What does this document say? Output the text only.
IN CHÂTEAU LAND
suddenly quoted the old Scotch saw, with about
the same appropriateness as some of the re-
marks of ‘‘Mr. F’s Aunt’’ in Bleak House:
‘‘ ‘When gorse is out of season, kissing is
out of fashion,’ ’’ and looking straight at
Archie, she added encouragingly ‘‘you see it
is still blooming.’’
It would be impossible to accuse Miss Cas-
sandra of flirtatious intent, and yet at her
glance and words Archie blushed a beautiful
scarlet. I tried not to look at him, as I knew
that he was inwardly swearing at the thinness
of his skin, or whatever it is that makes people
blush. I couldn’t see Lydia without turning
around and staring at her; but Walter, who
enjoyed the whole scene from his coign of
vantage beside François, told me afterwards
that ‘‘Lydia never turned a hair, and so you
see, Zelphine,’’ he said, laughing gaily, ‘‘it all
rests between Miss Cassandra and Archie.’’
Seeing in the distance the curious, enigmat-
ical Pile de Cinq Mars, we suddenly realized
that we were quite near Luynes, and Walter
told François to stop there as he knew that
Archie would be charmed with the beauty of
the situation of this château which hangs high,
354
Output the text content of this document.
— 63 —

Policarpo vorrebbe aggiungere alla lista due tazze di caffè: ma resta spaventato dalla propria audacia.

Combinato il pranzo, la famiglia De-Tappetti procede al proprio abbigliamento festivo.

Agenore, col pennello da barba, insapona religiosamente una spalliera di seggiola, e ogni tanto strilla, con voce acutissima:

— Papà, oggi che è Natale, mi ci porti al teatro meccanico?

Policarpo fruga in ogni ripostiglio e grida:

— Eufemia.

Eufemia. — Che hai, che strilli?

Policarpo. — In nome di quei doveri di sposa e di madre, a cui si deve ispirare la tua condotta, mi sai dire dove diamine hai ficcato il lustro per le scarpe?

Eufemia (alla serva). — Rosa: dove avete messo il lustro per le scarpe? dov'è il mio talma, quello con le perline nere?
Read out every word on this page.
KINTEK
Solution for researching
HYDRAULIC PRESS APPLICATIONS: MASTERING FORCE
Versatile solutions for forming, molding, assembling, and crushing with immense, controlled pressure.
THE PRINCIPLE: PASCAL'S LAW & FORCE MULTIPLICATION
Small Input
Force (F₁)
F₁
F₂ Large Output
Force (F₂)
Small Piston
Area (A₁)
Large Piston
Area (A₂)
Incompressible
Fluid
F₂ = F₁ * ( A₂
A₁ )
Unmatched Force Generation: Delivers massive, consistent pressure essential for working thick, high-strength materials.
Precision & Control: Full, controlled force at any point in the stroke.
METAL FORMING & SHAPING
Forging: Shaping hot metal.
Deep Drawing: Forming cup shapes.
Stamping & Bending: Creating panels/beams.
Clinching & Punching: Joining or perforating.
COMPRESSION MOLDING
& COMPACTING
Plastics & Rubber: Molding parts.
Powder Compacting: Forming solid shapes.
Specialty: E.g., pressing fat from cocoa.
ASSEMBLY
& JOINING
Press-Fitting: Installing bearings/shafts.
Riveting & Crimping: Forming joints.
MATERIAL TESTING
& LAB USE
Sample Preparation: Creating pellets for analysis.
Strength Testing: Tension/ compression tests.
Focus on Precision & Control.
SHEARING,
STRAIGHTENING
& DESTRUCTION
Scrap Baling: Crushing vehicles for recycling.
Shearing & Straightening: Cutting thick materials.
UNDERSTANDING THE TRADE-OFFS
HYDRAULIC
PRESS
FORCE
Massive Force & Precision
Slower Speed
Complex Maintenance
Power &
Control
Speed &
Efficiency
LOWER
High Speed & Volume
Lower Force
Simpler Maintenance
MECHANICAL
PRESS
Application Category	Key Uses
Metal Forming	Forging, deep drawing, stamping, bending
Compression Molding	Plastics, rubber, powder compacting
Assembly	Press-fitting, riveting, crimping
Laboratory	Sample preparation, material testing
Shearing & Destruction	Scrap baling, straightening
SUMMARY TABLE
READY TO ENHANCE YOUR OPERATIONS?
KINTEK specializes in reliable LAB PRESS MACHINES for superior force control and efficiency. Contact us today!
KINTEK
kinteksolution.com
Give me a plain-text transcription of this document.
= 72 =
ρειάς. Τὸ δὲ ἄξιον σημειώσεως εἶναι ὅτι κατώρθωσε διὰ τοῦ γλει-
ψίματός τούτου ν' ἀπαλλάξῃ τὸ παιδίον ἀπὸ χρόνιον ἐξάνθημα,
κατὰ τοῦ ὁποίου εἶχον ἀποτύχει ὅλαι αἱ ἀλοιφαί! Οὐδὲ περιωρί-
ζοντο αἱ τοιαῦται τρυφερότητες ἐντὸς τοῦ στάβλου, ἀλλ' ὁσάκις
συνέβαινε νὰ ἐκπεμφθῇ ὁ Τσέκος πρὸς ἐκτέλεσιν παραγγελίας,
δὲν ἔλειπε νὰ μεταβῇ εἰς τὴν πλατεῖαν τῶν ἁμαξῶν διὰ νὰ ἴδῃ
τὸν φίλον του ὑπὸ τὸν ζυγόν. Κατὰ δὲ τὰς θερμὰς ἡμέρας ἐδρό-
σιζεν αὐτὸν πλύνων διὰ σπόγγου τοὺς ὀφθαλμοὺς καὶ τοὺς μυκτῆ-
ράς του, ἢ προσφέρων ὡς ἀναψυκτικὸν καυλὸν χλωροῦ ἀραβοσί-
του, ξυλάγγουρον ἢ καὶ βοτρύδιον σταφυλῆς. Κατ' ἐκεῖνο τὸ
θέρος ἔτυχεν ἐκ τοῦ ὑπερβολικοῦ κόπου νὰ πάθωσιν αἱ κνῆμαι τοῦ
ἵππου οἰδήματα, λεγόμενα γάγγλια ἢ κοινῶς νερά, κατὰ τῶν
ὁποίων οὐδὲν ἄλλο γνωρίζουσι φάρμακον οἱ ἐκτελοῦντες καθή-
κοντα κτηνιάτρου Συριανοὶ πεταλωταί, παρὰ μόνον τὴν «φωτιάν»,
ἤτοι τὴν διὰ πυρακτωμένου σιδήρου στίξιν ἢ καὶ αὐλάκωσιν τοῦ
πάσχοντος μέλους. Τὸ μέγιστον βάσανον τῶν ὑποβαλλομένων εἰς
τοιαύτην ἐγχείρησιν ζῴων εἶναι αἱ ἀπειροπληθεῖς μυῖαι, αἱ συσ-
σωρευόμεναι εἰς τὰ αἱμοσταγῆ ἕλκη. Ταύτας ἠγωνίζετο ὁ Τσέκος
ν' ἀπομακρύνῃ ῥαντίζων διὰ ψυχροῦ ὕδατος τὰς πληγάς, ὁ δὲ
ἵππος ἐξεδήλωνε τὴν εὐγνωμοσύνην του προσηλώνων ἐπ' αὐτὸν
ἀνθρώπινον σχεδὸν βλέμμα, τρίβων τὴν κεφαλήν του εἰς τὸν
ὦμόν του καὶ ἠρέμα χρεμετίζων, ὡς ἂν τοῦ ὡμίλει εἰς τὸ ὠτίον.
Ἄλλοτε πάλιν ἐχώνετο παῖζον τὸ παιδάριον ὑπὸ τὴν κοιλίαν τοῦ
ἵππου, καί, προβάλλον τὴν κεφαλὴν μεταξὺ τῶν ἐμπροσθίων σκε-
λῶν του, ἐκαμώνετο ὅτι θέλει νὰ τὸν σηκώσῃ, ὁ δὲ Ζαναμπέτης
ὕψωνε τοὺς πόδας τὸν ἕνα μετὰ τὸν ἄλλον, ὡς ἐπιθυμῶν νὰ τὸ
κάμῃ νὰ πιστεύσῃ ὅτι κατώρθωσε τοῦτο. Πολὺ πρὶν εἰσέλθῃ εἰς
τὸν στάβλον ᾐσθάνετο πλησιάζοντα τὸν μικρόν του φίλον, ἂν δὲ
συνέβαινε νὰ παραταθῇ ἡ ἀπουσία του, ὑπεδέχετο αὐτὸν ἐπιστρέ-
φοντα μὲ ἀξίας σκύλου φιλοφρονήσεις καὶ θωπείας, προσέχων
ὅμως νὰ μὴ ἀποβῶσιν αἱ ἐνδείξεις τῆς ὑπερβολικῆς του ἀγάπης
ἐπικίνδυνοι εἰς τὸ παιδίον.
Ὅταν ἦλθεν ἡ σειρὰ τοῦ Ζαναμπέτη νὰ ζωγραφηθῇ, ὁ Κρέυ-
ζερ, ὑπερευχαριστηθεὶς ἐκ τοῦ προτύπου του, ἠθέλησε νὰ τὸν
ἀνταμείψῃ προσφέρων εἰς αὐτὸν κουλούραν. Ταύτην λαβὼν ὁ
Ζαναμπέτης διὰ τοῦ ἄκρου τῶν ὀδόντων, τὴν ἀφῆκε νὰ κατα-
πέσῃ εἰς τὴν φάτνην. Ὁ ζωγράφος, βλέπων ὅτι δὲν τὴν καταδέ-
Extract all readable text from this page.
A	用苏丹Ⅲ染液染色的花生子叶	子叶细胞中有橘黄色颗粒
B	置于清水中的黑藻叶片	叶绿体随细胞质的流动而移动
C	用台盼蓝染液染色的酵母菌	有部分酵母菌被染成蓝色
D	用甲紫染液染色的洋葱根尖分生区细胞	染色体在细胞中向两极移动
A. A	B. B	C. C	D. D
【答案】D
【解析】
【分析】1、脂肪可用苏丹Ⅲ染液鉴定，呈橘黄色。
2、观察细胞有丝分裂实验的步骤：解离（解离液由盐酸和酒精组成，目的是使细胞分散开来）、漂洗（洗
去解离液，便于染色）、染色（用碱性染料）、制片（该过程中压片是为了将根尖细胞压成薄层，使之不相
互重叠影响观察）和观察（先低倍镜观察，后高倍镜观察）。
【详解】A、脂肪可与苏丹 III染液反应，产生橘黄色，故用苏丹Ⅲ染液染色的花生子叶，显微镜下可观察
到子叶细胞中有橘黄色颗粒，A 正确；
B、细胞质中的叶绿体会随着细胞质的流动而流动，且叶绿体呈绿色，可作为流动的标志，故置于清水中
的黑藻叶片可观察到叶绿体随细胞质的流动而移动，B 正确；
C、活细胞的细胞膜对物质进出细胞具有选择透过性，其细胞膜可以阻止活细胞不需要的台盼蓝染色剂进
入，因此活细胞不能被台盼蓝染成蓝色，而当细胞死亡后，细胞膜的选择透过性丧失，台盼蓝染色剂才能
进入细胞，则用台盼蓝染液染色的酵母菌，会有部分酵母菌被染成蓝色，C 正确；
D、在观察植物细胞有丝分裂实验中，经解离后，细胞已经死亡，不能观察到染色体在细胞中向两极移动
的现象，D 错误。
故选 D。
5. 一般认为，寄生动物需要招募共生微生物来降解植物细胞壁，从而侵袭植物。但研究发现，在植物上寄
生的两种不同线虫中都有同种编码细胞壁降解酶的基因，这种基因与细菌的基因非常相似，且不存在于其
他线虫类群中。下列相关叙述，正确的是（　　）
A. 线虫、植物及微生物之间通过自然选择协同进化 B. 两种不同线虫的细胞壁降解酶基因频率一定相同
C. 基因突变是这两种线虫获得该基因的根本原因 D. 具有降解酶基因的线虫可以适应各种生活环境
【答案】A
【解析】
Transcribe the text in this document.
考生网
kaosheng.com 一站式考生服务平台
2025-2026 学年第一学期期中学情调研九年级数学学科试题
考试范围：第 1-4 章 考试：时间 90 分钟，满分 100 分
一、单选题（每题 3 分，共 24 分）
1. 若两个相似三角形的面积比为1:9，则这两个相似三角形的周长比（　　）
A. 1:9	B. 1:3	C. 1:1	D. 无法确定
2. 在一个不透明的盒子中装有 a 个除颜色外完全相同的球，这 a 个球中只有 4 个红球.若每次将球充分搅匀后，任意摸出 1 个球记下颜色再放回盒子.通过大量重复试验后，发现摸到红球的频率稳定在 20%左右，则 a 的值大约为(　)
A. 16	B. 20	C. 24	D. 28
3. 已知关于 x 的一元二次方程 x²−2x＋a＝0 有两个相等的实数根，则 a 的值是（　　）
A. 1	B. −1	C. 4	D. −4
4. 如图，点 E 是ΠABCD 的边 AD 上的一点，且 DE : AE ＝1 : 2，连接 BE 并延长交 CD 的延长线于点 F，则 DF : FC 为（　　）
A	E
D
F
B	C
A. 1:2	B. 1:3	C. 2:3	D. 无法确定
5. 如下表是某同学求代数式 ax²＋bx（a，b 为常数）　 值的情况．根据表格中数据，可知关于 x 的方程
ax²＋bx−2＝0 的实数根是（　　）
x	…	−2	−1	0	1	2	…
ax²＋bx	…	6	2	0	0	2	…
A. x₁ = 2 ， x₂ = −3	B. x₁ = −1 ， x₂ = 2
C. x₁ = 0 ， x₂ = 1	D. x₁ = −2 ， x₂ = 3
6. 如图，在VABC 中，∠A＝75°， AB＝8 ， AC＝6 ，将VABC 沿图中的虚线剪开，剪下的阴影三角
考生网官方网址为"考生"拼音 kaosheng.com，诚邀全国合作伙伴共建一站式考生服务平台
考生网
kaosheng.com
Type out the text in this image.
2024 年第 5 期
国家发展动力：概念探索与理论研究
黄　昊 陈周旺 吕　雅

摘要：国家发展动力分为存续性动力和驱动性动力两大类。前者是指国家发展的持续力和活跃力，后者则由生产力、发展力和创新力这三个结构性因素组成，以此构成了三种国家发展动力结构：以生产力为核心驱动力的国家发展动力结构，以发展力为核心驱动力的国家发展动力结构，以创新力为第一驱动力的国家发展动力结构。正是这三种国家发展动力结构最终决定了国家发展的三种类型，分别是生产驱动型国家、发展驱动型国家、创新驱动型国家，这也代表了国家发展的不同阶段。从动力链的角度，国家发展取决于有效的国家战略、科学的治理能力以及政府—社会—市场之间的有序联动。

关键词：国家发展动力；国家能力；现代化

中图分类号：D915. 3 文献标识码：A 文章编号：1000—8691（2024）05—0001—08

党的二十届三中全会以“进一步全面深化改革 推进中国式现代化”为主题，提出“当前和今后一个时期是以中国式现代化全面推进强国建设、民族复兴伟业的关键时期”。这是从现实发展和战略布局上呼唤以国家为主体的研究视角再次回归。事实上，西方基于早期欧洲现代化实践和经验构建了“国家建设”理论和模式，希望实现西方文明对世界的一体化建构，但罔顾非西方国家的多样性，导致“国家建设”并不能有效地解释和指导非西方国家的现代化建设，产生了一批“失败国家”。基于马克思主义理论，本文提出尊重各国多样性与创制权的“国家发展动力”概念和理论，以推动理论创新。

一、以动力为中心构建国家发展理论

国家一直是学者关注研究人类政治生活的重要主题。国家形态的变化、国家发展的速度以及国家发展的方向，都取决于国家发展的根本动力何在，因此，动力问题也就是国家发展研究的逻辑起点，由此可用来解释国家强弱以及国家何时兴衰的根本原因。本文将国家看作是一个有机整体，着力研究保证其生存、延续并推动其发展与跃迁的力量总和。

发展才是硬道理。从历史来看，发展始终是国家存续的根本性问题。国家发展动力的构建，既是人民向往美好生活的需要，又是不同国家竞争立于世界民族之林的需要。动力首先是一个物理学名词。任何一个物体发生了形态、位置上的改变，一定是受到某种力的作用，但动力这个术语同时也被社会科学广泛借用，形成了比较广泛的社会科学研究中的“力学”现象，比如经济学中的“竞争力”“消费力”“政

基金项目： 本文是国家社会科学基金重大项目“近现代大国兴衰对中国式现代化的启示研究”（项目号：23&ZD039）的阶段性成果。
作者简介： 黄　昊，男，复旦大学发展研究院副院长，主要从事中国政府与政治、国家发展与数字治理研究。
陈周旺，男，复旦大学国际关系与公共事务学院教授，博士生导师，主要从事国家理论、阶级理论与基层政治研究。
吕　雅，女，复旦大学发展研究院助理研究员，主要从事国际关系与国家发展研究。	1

EXERCISE OBJECTIVE
List all lines where "that" occurs.

FULL ANSWER
that he was inwardly swearing at the thinness
of his skin, or whatever it is that makes people
that ‘‘Lydia never turned a hair, and so you
that we were quite near Luynes, and Walter
told François to stop there as he knew that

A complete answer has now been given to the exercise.